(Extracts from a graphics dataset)
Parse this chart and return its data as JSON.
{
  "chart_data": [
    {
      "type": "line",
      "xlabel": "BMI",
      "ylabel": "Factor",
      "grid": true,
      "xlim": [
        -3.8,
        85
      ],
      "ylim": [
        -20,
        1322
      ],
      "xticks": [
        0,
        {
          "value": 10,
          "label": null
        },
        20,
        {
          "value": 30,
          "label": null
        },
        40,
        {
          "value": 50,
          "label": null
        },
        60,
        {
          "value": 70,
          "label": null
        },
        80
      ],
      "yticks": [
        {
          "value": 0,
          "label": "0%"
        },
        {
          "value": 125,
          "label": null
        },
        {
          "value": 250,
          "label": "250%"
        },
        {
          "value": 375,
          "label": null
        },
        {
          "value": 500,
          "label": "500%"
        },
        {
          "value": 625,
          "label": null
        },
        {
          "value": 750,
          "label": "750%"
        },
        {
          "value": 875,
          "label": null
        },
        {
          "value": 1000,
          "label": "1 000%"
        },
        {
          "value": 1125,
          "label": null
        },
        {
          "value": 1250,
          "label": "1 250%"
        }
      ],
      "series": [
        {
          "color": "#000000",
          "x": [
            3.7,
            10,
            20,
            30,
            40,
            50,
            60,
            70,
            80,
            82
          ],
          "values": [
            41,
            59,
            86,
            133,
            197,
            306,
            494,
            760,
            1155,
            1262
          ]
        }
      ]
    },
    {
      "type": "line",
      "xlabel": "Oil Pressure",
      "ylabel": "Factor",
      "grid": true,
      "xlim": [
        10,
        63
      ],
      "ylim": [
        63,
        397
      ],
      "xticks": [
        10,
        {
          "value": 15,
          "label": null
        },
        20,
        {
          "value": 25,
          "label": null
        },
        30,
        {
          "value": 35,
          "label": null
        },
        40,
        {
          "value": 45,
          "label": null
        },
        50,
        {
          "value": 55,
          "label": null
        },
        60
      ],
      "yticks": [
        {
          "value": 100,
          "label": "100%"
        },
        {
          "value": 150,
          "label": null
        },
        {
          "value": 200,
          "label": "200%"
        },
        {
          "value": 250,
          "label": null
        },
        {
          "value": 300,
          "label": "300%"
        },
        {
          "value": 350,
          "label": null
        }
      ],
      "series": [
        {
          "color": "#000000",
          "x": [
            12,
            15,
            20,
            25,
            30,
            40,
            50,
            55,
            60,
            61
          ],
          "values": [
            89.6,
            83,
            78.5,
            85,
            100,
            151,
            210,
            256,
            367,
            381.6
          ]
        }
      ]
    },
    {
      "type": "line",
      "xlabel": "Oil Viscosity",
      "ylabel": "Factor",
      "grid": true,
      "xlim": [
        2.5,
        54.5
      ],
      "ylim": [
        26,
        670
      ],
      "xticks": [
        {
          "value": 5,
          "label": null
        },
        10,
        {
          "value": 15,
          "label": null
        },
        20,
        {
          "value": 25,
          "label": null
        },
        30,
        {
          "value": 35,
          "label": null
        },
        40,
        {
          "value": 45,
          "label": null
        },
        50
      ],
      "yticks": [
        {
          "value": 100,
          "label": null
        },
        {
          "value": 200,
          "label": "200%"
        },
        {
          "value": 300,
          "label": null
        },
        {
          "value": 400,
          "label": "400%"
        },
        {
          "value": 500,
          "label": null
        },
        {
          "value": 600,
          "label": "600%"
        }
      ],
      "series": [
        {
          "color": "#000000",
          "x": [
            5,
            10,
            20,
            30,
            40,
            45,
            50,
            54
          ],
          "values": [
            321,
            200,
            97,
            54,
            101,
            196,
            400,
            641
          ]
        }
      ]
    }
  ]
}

What to produce
The entries above must be returned in full, exactly as shown.

Result
Parse this chart and return its data as JSON.
{
  "chart_data": [
    {
      "type": "line",
      "xlabel": "BMI",
      "ylabel": "Factor",
      "grid": true,
      "xlim": [
        -3.8,
        85
      ],
      "ylim": [
        -20,
        1322
      ],
      "xticks": [
        0,
        {
          "value": 10,
          "label": null
        },
        20,
        {
          "value": 30,
          "label": null
        },
        40,
        {
          "value": 50,
          "label": null
        },
        60,
        {
          "value": 70,
          "label": null
        },
        80
      ],
      "yticks": [
        {
          "value": 0,
          "label": "0%"
        },
        {
          "value": 125,
          "label": null
        },
        {
          "value": 250,
          "label": "250%"
        },
        {
          "value": 375,
          "label": null
        },
        {
          "value": 500,
          "label": "500%"
        },
        {
          "value": 625,
          "label": null
        },
        {
          "value": 750,
          "label": "750%"
        },
        {
          "value": 875,
          "label": null
        },
        {
          "value": 1000,
          "label": "1 000%"
        },
        {
          "value": 1125,
          "label": null
        },
        {
          "value": 1250,
          "label": "1 250%"
        }
      ],
      "series": [
        {
          "color": "#000000",
          "x": [
            3.7,
            10,
            20,
            30,
            40,
            50,
            60,
            70,
            80,
            82
          ],
          "values": [
            41,
            59,
            86,
            133,
            197,
            306,
            494,
            760,
            1155,
            1262
          ]
        }
      ]
    },
    {
      "type": "line",
      "xlabel": "Oil Pressure",
      "ylabel": "Factor",
      "grid": true,
      "xlim": [
        10,
        63
      ],
      "ylim": [
        63,
        397
      ],
      "xticks": [
        10,
        {
          "value": 15,
          "label": null
        },
        20,
        {
          "value": 25,
          "label": null
        },
        30,
        {
          "value": 35,
          "label": null
        },
        40,
        {
          "value": 45,
          "label": null
        },
        50,
        {
          "value": 55,
          "label": null
        },
        60
      ],
      "yticks": [
        {
          "value": 100,
          "label": "100%"
        },
        {
          "value": 150,
          "label": null
        },
        {
          "value": 200,
          "label": "200%"
        },
        {
          "value": 250,
          "label": null
        },
        {
          "value": 300,
          "label": "300%"
        },
        {
          "value": 350,
          "label": null
        }
      ],
      "series": [
        {
          "color": "#000000",
          "x": [
            12,
            15,
            20,
            25,
            30,
            40,
            50,
            55,
            60,
            61
          ],
          "values": [
            89.6,
            83,
            78.5,
            85,
            100,
            151,
            210,
            256,
            367,
            381.6
          ]
        }
      ]
    },
    {
      "type": "line",
      "xlabel": "Oil Viscosity",
      "ylabel": "Factor",
      "grid": true,
      "xlim": [
        2.5,
        54.5
      ],
      "ylim": [
        26,
        670
      ],
      "xticks": [
        {
          "value": 5,
          "label": null
        },
        10,
        {
          "value": 15,
          "label": null
        },
        20,
        {
          "value": 25,
          "label": null
        },
        30,
        {
          "value": 35,
          "label": null
        },
        40,
        {
          "value": 45,
          "label": null
        },
        50
      ],
      "yticks": [
        {
          "value": 100,
          "label": null
        },
        {
          "value": 200,
          "label": "200%"
        },
        {
          "value": 300,
          "label": null
        },
        {
          "value": 400,
          "label": "400%"
        },
        {
          "value": 500,
          "label": null
        },
        {
          "value": 600,
          "label": "600%"
        }
      ],
      "series": [
        {
          "color": "#000000",
          "x": [
            5,
            10,
            20,
            30,
            40,
            45,
            50,
            54
          ],
          "values": [
            321,
            200,
            97,
            54,
            101,
            196,
            400,
            641
          ]
        }
      ]
    }
  ]
}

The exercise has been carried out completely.